- [What you need to do]
Report only the number of lines in the records that contain the word "output".

- [Record excerpts]
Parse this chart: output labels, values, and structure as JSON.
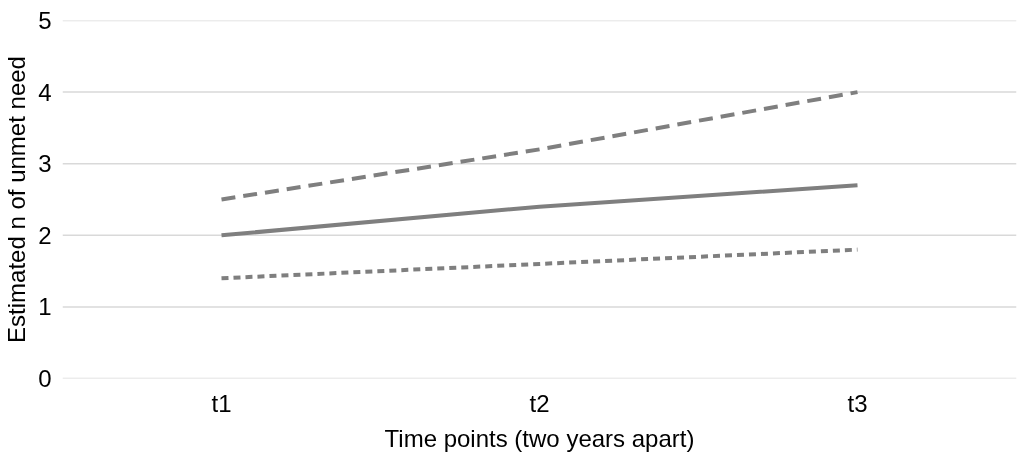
{
  "chart_data": {
    "type": "line",
    "xlabel": "Time points (two years apart)",
    "ylabel": "Estimated n of unmet need",
    "categories": [
      "t1",
      "t2",
      "t3"
    ],
    "series": [
      {
        "color": "#7f7f7f",
        "line_style": "dashed",
        "values": [
          2.5,
          3.2,
          4.0
        ]
      },
      {
        "color": "#7f7f7f",
        "line_style": "solid",
        "values": [
          2.0,
          2.4,
          2.7
        ]
      },
      {
        "color": "#7f7f7f",
        "line_style": "dotted",
        "values": [
          1.4,
          1.6,
          1.8
        ]
      }
    ],
    "ylim": [
      0,
      5
    ],
    "yticks": [
      0,
      1,
      2,
      3,
      4,
      5
    ],
    "grid": "y"
  }
}
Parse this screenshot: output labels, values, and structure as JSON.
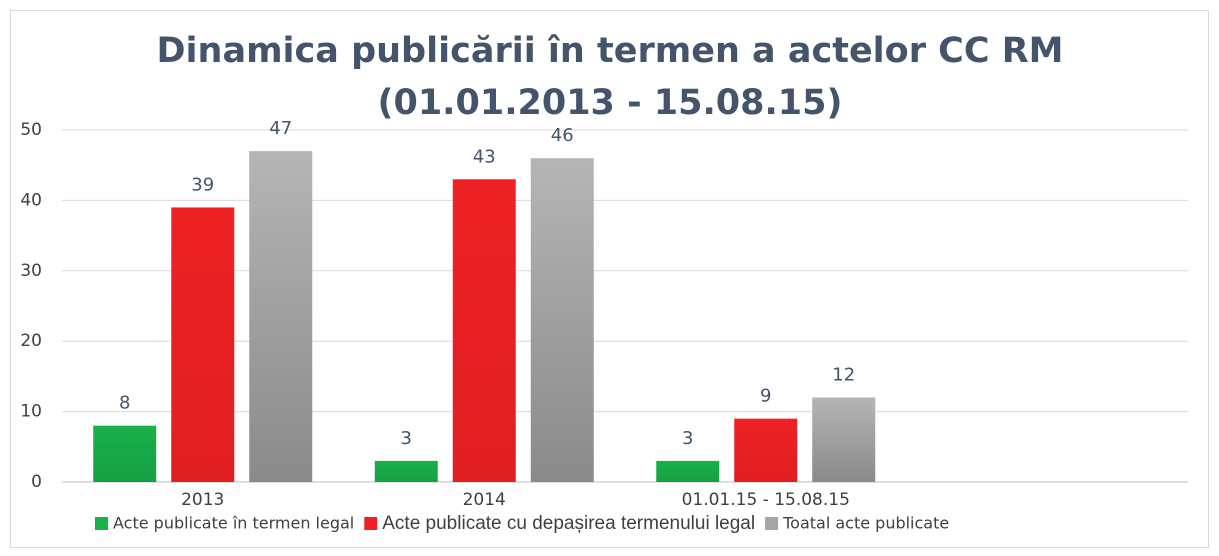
{
  "chart_data": {
    "type": "bar",
    "title": [
      "Dinamica publicării în termen a actelor CC RM",
      "(01.01.2013 - 15.08.15)"
    ],
    "categories": [
      "2013",
      "2014",
      "01.01.15 - 15.08.15",
      null
    ],
    "series": [
      {
        "name": "Acte publicate în termen legal",
        "color": "#1ab04b",
        "values": [
          8,
          3,
          3,
          null
        ]
      },
      {
        "name": "Acte publicate cu depașirea termenului legal",
        "color": "#ee2225",
        "values": [
          39,
          43,
          9,
          null
        ]
      },
      {
        "name": "Toatal acte publicate",
        "color": "#a6a6a6",
        "values": [
          47,
          46,
          12,
          null
        ]
      }
    ],
    "ylim": [
      0,
      50
    ],
    "yticks": [
      0,
      10,
      20,
      30,
      40,
      50
    ],
    "grid": true,
    "legend": "bottom"
  }
}
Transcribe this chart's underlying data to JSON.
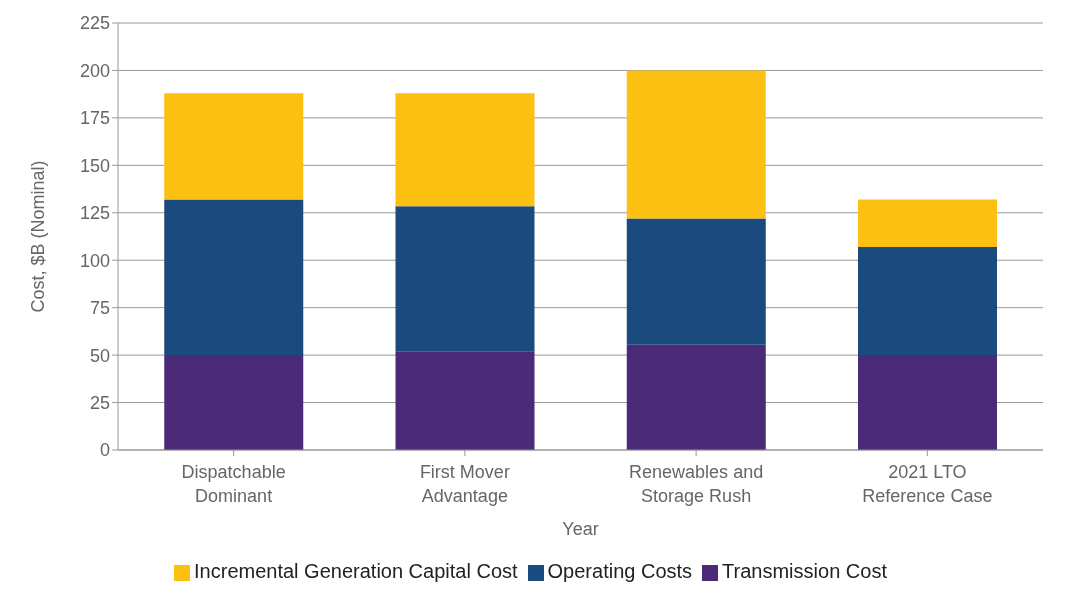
{
  "chart_data": {
    "type": "bar",
    "stacked": true,
    "xlabel": "Year",
    "ylabel": "Cost, $B (Nominal)",
    "categories": [
      "Dispatchable Dominant",
      "First Mover Advantage",
      "Renewables and Storage Rush",
      "2021 LTO Reference Case"
    ],
    "series": [
      {
        "name": "Transmission Cost",
        "color": "#4b2a77",
        "values": [
          50,
          52,
          55.5,
          50
        ]
      },
      {
        "name": "Operating Costs",
        "color": "#1a4a7e",
        "values": [
          82,
          76.5,
          66.5,
          57
        ]
      },
      {
        "name": "Incremental Generation Capital Cost",
        "color": "#fbc012",
        "values": [
          56,
          59.5,
          78,
          25
        ]
      }
    ],
    "ylim": [
      0,
      225
    ],
    "yticks": [
      0,
      25,
      50,
      75,
      100,
      125,
      150,
      175,
      200,
      225
    ],
    "grid": "y",
    "legend": "bottom"
  }
}
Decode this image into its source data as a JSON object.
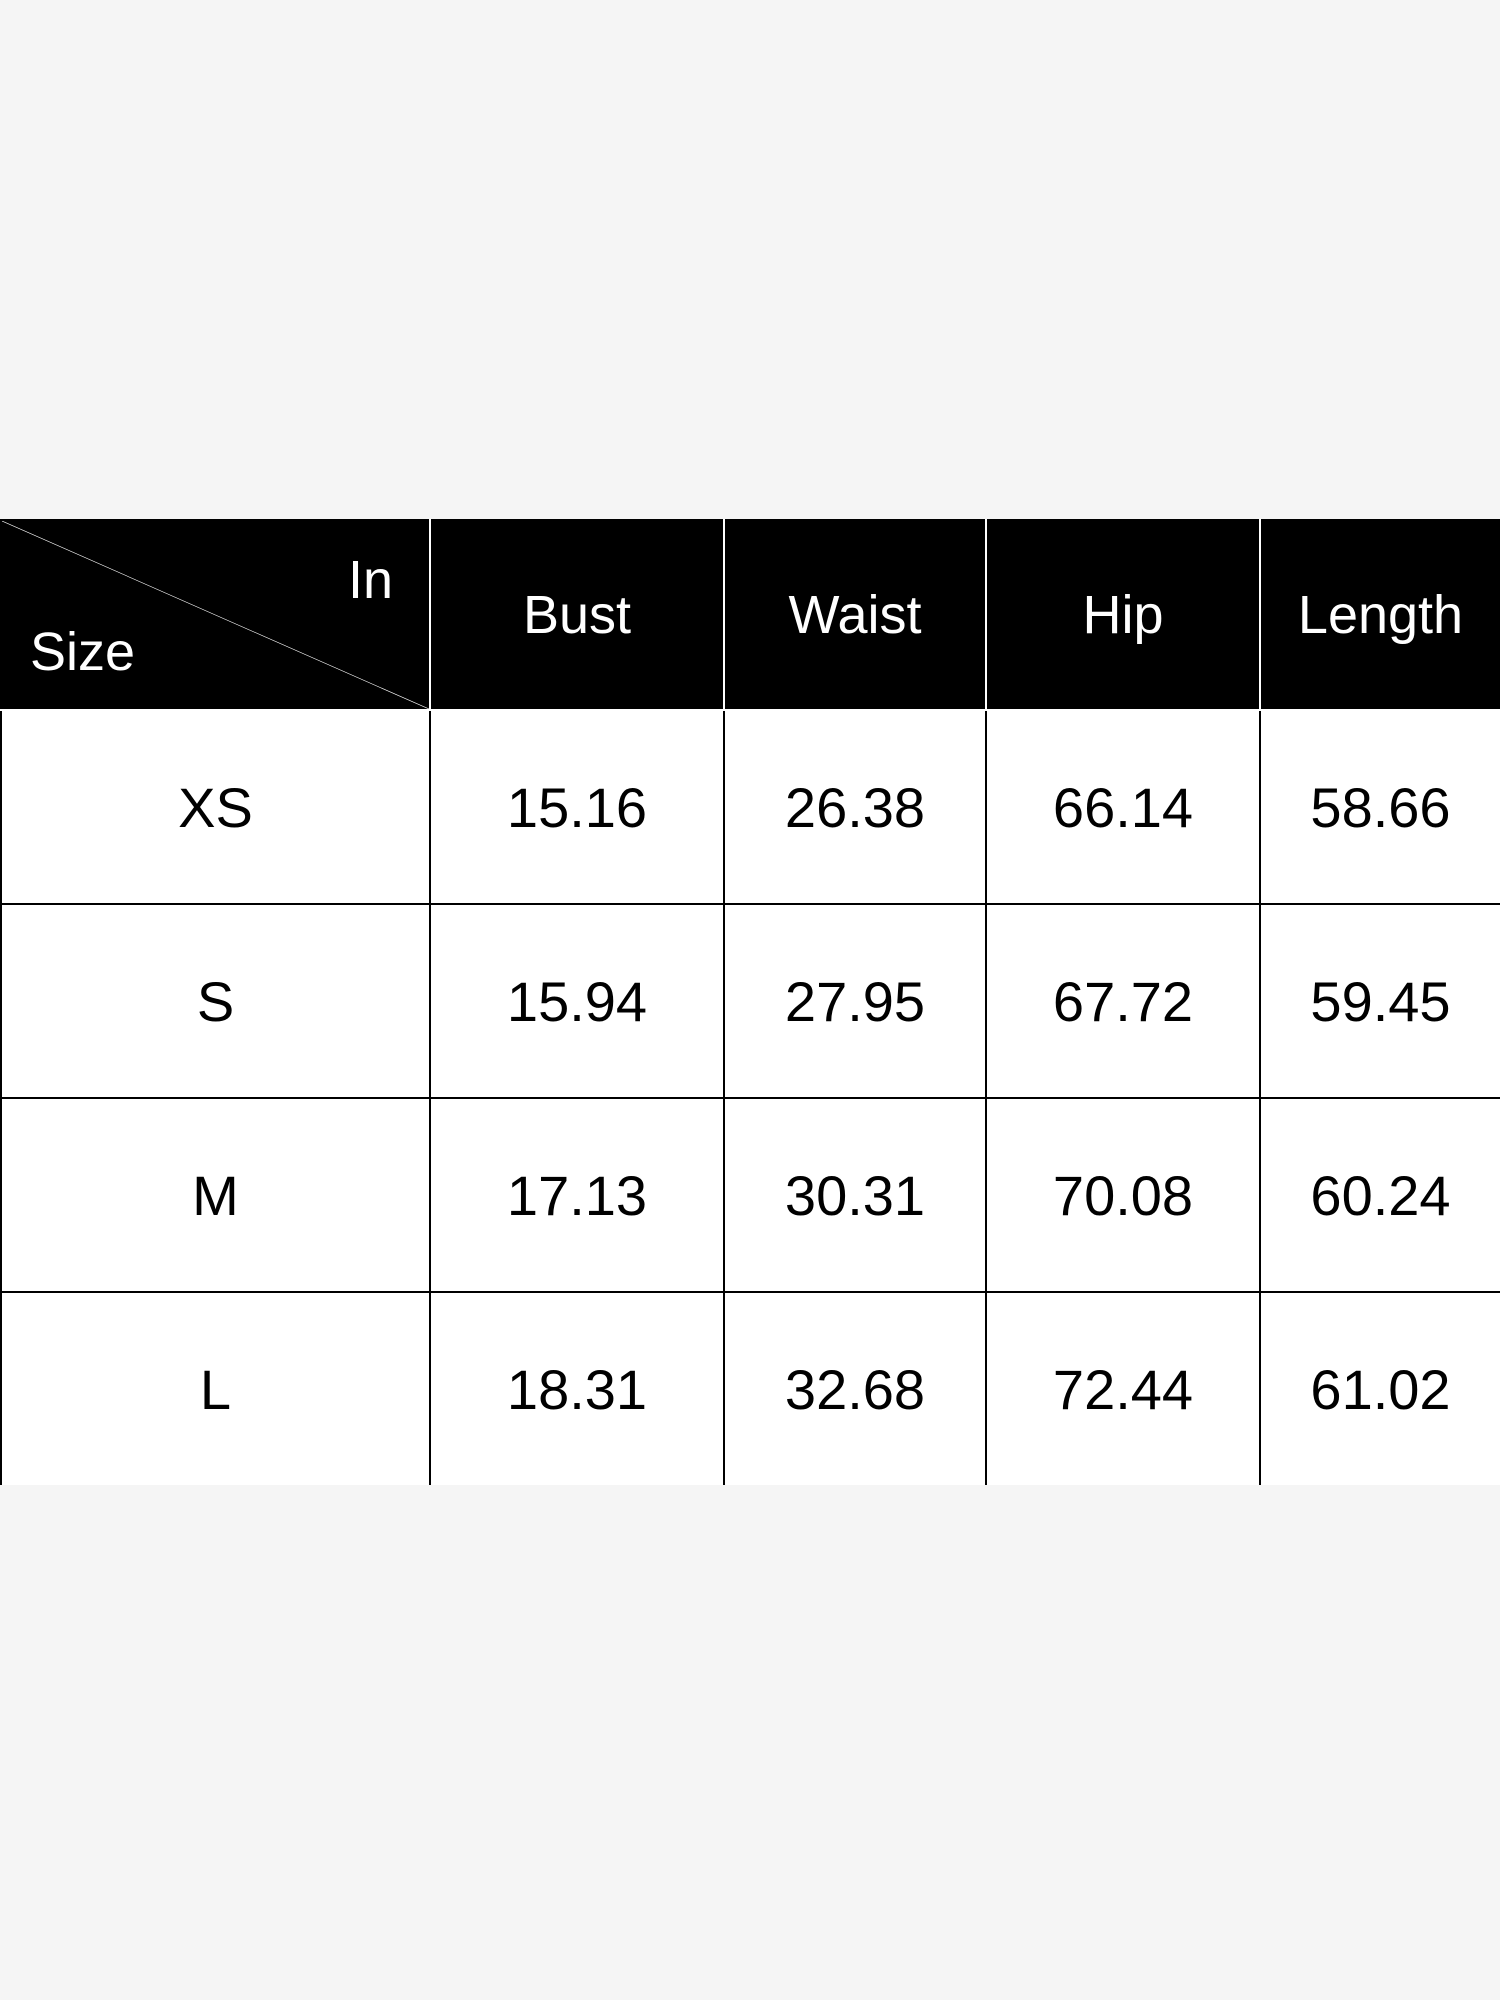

- [Written response]
2